Exercise directions
Identify all lines in the listing that include the word "company", and copy them out.

Data for this exercise
►

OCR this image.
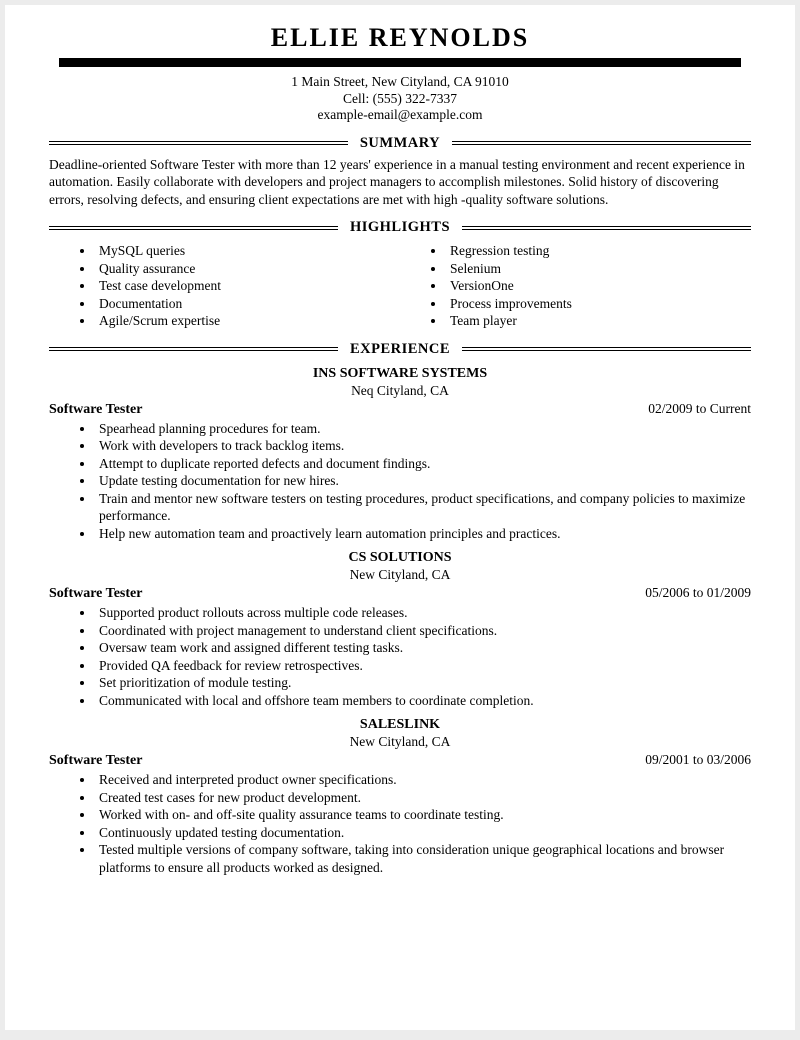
ELLIE REYNOLDS
1 Main Street, New Cityland, CA 91010
Cell: (555) 322-7337
example-email@example.com
SUMMARY
Deadline-oriented Software Tester with more than 12 years' experience in a manual testing environment and recent experience in automation. Easily collaborate with developers and project managers to accomplish milestones. Solid history of discovering errors, resolving defects, and ensuring client expectations are met with high -quality software solutions.
HIGHLIGHTS
• MySQL queries
• Quality assurance
• Test case development
• Documentation
• Agile/Scrum expertise
• Regression testing
• Selenium
• VersionOne
• Process improvements
• Team player
EXPERIENCE
INS SOFTWARE SYSTEMS
Neq Cityland, CA
Software Tester	02/2009 to Current
• Spearhead planning procedures for team.
• Work with developers to track backlog items.
• Attempt to duplicate reported defects and document findings.
• Update testing documentation for new hires.
• Train and mentor new software testers on testing procedures, product specifications, and company policies to maximize performance.
• Help new automation team and proactively learn automation principles and practices.
CS SOLUTIONS
New Cityland, CA
Software Tester	05/2006 to 01/2009
• Supported product rollouts across multiple code releases.
• Coordinated with project management to understand client specifications.
• Oversaw team work and assigned different testing tasks.
• Provided QA feedback for review retrospectives.
• Set prioritization of module testing.
• Communicated with local and offshore team members to coordinate completion.
SALESLINK
New Cityland, CA
Software Tester	09/2001 to 03/2006
• Received and interpreted product owner specifications.
• Created test cases for new product development.
• Worked with on- and off-site quality assurance teams to coordinate testing.
• Continuously updated testing documentation.
• Tested multiple versions of company software, taking into consideration unique geographical locations and browser platforms to ensure all products worked as designed.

◄

Finished task
• Train and mentor new software testers on testing procedures, product specifications, and company policies to maximize performance.
• Tested multiple versions of company software, taking into consideration unique geographical locations and browser platforms to ensure all products worked as designed.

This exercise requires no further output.